**INSTRUCTIONS TO FOLLOW**
Count every line in the entries that follow where the word "Bagaimana" appears, then state only the total.

**MATERIAL PROVIDED**
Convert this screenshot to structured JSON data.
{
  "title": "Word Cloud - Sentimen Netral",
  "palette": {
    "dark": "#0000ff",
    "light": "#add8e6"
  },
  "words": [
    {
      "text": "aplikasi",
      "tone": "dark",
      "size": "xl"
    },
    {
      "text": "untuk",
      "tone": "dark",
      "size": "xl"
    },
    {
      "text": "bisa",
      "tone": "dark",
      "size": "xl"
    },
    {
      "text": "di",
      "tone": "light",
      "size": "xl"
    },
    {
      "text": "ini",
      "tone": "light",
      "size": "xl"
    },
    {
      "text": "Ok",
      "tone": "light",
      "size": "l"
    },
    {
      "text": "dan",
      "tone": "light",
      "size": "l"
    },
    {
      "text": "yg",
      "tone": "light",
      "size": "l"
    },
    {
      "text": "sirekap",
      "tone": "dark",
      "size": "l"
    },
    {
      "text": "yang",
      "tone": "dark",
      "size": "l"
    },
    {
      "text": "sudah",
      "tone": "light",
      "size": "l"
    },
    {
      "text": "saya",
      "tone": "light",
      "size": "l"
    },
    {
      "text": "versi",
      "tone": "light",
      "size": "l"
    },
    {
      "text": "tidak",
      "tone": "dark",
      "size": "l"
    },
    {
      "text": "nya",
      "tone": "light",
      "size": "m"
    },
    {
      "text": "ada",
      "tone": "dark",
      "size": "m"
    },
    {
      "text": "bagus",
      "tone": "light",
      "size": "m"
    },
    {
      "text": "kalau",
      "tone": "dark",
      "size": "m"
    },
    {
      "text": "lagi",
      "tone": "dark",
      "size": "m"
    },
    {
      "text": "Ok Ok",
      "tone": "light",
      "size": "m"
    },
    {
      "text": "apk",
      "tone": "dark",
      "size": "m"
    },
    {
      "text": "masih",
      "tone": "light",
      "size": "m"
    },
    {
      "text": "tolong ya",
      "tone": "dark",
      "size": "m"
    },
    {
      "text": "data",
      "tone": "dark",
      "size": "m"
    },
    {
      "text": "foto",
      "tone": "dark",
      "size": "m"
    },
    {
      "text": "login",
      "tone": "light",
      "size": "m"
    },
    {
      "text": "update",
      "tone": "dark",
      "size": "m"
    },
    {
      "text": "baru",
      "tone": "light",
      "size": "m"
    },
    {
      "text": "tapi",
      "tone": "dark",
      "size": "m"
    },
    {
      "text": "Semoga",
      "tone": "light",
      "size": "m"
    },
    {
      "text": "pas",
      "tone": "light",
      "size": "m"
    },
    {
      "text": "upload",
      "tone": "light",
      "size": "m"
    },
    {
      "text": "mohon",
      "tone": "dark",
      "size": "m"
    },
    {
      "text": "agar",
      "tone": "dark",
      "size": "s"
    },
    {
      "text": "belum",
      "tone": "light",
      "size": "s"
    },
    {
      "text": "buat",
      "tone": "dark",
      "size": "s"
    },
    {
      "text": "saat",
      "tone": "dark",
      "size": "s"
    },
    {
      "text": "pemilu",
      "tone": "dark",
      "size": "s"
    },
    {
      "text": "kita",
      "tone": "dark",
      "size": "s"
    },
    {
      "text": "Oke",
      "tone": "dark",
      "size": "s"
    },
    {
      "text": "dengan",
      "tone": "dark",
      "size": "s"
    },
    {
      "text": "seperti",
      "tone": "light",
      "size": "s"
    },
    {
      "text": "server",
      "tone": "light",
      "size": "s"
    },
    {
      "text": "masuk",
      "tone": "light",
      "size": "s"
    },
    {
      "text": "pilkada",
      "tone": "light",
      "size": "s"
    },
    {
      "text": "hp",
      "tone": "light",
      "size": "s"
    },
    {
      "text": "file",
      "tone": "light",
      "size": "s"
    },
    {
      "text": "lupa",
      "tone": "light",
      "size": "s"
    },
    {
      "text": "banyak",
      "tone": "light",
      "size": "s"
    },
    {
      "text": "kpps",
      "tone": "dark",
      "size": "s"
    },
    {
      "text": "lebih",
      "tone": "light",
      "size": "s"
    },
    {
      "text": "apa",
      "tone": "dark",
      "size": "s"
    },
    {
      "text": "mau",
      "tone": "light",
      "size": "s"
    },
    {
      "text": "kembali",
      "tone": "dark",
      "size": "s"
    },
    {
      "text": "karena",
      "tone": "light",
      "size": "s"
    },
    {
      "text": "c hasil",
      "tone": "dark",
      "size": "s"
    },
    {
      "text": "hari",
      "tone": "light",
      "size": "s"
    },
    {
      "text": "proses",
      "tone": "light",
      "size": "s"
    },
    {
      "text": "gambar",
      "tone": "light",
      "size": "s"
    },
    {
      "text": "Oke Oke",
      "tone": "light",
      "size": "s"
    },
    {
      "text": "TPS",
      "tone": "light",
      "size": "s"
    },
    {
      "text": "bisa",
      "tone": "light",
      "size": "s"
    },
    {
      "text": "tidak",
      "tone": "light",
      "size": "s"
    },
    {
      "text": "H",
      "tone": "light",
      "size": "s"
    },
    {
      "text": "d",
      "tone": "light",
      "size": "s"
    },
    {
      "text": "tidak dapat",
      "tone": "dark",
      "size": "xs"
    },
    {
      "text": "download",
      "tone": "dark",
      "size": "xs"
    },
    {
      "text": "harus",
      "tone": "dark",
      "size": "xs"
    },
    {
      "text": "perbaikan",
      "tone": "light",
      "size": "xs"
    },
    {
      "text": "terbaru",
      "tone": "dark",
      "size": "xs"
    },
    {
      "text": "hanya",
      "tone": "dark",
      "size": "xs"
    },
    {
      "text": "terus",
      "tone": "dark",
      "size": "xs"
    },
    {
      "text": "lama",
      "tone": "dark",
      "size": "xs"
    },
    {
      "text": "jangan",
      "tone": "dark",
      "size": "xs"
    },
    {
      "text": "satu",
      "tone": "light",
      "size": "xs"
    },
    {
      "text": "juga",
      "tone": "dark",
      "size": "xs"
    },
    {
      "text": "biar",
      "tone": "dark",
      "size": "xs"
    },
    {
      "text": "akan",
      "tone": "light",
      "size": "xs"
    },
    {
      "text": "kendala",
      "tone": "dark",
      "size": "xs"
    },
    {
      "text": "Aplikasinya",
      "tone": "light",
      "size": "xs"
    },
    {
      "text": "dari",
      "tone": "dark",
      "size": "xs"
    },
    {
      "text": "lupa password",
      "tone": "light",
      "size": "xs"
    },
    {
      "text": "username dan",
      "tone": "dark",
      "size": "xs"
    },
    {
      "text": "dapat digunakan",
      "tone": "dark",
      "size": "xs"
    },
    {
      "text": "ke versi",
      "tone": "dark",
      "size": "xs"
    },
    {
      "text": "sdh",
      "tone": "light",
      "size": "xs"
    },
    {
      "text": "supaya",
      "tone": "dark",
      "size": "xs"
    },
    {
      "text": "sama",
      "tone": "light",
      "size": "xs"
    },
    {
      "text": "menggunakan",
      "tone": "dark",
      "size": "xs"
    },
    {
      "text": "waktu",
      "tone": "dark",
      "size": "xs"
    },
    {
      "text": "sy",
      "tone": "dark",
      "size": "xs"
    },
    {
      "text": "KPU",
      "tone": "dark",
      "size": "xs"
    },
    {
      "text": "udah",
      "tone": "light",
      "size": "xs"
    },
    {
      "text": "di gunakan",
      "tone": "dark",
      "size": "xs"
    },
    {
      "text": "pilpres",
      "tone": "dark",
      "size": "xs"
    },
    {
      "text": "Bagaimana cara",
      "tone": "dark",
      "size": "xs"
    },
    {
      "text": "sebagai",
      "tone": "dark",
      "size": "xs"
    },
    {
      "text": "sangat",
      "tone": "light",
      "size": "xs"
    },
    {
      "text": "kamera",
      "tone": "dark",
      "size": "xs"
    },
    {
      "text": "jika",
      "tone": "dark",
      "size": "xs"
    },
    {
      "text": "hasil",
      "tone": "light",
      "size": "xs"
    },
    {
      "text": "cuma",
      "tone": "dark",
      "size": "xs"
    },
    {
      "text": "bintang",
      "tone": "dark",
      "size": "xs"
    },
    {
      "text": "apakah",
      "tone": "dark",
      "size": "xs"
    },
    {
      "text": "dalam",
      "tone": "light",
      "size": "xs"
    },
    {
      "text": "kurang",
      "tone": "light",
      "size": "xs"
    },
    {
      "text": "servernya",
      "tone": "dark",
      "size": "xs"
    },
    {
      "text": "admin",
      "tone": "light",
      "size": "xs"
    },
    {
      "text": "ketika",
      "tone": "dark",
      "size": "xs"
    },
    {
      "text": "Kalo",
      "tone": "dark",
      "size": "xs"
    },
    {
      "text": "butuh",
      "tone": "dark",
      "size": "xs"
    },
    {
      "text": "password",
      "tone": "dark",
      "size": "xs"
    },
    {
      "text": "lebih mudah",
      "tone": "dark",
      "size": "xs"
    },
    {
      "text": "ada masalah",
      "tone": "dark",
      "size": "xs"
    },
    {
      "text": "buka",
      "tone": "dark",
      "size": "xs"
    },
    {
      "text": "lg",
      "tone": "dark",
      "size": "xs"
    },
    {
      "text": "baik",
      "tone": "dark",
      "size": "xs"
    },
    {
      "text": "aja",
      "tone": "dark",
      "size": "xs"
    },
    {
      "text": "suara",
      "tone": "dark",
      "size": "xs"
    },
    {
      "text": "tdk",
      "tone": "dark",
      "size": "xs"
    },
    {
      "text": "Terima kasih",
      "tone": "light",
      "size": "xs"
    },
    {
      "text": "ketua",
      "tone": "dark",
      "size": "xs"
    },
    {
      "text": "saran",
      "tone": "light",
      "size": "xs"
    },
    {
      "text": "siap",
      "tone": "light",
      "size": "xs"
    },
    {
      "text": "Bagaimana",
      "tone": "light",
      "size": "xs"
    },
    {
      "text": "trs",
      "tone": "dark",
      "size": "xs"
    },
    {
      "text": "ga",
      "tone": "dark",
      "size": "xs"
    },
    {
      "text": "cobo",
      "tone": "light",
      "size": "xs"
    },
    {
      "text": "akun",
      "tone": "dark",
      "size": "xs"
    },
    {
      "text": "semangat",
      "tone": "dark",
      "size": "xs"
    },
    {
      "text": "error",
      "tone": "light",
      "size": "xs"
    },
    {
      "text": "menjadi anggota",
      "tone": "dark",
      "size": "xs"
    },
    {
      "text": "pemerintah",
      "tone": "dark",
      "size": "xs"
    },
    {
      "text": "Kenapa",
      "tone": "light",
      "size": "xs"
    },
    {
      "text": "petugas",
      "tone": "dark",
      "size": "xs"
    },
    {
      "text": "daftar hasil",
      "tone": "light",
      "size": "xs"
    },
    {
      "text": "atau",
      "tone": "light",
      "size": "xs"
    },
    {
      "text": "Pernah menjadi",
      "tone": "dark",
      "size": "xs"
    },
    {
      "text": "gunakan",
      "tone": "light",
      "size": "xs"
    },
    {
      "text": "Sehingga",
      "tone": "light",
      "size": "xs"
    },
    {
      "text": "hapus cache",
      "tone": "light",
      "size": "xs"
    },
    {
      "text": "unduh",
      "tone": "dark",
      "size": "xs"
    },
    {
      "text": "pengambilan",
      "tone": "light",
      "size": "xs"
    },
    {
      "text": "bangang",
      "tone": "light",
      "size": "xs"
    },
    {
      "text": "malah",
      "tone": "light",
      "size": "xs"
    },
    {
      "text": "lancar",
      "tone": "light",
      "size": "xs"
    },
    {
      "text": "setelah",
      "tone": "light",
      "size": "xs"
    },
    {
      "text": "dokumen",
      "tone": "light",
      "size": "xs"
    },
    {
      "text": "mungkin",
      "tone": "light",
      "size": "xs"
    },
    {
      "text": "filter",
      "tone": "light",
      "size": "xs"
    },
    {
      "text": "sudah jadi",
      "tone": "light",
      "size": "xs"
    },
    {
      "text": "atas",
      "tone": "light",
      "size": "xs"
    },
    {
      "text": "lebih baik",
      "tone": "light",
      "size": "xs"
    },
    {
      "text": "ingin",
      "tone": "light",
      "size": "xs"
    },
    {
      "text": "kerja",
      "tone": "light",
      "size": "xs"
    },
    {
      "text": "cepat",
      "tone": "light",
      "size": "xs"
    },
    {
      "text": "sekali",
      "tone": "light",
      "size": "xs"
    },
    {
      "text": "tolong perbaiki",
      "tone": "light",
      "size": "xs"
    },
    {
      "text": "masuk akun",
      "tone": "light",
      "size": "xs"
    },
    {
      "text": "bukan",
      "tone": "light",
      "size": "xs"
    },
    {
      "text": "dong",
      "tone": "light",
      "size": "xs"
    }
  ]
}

**RESULT FOR THIS EXERCISE**
2